Page records with their text:
Segment Open

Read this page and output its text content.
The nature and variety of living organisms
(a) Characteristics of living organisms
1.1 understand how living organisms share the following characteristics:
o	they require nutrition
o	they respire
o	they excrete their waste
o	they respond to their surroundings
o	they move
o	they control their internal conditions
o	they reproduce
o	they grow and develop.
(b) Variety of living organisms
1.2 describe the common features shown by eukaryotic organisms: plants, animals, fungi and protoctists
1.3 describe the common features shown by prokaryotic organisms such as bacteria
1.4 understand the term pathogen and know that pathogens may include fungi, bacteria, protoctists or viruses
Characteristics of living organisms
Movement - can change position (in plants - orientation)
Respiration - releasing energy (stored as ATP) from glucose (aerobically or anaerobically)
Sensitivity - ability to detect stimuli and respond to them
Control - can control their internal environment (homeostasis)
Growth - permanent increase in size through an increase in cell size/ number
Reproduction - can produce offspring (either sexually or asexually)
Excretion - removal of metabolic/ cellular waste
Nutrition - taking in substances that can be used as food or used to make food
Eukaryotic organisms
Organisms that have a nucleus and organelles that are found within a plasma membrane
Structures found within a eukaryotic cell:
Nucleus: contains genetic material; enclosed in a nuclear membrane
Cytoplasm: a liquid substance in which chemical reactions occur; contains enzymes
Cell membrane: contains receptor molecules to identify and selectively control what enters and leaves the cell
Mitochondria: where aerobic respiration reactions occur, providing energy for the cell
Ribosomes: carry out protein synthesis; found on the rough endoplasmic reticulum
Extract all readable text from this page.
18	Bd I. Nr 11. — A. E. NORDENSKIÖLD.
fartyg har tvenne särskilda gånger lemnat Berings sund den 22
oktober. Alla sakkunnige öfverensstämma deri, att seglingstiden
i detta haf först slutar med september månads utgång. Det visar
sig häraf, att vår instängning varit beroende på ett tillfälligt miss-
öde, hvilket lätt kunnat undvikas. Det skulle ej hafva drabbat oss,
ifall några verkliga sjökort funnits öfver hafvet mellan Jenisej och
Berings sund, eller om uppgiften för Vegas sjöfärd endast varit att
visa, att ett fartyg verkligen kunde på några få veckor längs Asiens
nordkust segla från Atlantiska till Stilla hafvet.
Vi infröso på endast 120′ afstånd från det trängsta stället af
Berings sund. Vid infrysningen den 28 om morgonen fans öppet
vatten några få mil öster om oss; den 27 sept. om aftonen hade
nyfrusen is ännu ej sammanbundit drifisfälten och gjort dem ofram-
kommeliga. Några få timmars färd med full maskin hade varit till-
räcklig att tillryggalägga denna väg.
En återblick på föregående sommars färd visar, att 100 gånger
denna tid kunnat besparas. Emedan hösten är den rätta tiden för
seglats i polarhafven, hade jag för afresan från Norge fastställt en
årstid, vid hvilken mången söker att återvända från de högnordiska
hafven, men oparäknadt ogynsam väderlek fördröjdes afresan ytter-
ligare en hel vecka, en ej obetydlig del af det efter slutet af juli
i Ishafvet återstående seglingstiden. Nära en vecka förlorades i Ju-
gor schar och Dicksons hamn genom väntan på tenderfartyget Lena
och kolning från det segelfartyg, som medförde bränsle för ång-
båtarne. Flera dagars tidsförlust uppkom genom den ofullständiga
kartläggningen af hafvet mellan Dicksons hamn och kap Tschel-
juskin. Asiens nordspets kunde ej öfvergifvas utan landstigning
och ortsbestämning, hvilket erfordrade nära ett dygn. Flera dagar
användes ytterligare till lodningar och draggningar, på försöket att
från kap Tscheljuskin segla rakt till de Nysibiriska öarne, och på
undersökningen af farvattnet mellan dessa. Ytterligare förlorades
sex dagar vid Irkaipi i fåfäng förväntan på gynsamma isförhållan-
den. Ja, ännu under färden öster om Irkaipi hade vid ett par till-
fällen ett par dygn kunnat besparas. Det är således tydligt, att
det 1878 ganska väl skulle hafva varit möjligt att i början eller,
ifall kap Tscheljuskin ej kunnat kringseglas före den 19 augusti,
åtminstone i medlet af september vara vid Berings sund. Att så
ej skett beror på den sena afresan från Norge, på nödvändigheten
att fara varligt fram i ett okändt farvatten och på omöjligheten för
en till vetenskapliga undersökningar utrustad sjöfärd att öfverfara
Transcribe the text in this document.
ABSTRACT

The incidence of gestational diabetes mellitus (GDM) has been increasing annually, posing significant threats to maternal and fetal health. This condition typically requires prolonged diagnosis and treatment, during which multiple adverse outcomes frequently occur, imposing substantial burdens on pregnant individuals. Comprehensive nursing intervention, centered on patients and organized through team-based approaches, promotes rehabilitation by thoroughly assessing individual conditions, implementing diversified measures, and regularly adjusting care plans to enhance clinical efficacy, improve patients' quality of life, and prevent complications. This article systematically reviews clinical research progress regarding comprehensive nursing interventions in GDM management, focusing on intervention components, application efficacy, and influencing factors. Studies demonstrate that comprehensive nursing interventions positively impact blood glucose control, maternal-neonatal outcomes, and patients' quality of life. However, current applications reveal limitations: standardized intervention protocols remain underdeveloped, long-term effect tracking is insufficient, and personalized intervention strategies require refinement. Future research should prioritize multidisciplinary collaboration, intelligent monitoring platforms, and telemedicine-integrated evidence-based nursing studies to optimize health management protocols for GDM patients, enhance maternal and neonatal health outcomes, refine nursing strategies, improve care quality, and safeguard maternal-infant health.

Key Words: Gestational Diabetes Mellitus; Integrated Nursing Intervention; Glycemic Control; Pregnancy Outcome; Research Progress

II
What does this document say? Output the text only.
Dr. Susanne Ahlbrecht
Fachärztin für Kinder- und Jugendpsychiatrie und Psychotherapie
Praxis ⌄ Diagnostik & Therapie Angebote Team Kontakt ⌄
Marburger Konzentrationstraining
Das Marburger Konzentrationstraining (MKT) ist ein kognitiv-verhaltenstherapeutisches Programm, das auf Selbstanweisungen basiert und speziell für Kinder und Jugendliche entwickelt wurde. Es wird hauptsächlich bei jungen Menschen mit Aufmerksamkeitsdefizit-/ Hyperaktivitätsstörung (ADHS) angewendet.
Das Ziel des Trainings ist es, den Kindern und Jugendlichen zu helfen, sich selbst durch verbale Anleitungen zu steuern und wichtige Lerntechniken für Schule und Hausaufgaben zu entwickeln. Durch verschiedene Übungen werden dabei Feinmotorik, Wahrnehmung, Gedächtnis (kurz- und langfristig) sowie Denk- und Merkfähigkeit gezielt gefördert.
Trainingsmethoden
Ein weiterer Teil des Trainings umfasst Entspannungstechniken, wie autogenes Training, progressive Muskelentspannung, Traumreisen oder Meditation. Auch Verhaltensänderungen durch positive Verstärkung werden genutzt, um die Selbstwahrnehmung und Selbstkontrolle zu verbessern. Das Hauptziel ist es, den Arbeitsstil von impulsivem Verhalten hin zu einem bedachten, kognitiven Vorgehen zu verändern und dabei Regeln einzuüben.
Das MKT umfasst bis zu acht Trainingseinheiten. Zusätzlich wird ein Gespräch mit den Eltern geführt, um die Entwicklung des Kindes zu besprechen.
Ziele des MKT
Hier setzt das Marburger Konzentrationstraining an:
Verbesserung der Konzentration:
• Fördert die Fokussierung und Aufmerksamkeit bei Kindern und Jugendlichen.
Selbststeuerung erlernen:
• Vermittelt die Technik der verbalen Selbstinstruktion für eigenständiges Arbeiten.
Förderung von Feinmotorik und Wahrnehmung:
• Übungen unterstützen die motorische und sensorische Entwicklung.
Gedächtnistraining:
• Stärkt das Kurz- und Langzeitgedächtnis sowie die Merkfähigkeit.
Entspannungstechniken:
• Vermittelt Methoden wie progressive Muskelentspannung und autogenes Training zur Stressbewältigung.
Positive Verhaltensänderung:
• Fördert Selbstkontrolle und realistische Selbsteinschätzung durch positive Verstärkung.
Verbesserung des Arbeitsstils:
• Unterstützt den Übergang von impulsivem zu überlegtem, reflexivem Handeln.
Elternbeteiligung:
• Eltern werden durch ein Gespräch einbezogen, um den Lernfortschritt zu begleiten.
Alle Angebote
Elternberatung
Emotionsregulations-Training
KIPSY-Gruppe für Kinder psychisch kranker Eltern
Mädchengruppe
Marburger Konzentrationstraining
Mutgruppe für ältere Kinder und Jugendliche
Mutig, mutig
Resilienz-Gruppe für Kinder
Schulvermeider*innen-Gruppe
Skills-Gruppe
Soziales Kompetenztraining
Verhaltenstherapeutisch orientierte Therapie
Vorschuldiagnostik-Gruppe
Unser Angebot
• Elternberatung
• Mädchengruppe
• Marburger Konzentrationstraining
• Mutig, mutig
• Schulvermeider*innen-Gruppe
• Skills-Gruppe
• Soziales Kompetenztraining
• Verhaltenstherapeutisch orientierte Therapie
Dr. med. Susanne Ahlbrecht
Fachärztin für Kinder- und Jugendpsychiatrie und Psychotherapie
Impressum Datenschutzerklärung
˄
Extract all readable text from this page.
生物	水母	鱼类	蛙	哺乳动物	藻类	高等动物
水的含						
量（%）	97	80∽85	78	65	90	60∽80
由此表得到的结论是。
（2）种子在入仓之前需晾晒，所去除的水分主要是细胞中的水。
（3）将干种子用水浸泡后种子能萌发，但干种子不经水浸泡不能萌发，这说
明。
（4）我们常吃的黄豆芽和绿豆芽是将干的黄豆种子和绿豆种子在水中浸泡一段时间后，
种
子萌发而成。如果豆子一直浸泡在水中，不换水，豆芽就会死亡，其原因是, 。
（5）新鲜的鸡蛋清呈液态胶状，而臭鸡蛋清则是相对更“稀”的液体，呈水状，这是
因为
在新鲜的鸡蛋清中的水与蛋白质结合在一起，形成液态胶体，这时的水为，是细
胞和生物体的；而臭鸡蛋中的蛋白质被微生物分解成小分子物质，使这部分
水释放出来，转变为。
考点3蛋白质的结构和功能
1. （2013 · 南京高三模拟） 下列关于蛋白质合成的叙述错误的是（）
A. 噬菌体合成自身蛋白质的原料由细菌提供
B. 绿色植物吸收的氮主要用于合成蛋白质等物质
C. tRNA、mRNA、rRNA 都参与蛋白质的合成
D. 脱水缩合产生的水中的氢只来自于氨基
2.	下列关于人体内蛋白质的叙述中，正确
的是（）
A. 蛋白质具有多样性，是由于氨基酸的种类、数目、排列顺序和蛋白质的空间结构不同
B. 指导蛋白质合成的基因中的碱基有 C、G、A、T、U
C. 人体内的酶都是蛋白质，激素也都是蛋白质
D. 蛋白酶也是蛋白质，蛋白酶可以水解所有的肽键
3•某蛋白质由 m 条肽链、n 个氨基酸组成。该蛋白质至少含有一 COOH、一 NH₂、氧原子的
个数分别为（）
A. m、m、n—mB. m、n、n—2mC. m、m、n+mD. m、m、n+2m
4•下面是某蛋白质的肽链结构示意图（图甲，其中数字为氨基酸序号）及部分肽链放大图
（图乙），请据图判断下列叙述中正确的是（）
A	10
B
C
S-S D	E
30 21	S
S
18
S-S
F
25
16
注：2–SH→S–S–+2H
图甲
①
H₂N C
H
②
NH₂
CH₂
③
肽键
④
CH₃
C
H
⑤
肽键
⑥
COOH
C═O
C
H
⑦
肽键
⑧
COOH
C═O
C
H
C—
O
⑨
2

Segment Closed

Where does "Schulvermeider" appear in the records above? Copy each line that holds it.

Schulvermeider*innen-Gruppe
• Schulvermeider*innen-Gruppe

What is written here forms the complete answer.